### RECORDS
>> start

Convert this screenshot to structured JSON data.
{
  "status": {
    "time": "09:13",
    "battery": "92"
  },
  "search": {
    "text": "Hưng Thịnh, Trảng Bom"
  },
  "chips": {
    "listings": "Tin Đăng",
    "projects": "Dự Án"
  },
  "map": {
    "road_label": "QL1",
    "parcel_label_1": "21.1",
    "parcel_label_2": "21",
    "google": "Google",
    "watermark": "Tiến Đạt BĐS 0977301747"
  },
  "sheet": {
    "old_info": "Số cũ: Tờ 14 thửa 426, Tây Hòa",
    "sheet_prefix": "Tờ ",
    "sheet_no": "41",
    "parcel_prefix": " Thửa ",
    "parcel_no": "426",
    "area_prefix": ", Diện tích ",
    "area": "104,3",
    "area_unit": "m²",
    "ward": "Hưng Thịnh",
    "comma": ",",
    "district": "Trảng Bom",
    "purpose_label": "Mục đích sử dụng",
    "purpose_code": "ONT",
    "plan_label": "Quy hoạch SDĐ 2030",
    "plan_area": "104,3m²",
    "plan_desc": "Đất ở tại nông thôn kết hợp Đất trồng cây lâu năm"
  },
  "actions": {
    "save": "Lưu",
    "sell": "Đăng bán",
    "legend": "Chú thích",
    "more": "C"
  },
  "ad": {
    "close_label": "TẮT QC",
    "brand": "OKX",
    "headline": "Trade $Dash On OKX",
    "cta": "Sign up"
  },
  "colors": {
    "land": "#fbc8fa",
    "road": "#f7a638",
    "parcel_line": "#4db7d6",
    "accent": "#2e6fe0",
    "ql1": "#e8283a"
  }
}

>> end

### STATED GOAL
Write each line above out exactly.

### PROBLEM SOLUTION
Convert this screenshot to structured JSON data.
{
  "status": {
    "time": "09:13",
    "battery": "92"
  },
  "search": {
    "text": "Hưng Thịnh, Trảng Bom"
  },
  "chips": {
    "listings": "Tin Đăng",
    "projects": "Dự Án"
  },
  "map": {
    "road_label": "QL1",
    "parcel_label_1": "21.1",
    "parcel_label_2": "21",
    "google": "Google",
    "watermark": "Tiến Đạt BĐS 0977301747"
  },
  "sheet": {
    "old_info": "Số cũ: Tờ 14 thửa 426, Tây Hòa",
    "sheet_prefix": "Tờ ",
    "sheet_no": "41",
    "parcel_prefix": " Thửa ",
    "parcel_no": "426",
    "area_prefix": ", Diện tích ",
    "area": "104,3",
    "area_unit": "m²",
    "ward": "Hưng Thịnh",
    "comma": ",",
    "district": "Trảng Bom",
    "purpose_label": "Mục đích sử dụng",
    "purpose_code": "ONT",
    "plan_label": "Quy hoạch SDĐ 2030",
    "plan_area": "104,3m²",
    "plan_desc": "Đất ở tại nông thôn kết hợp Đất trồng cây lâu năm"
  },
  "actions": {
    "save": "Lưu",
    "sell": "Đăng bán",
    "legend": "Chú thích",
    "more": "C"
  },
  "ad": {
    "close_label": "TẮT QC",
    "brand": "OKX",
    "headline": "Trade $Dash On OKX",
    "cta": "Sign up"
  },
  "colors": {
    "land": "#fbc8fa",
    "road": "#f7a638",
    "parcel_line": "#4db7d6",
    "accent": "#2e6fe0",
    "ql1": "#e8283a"
  }
}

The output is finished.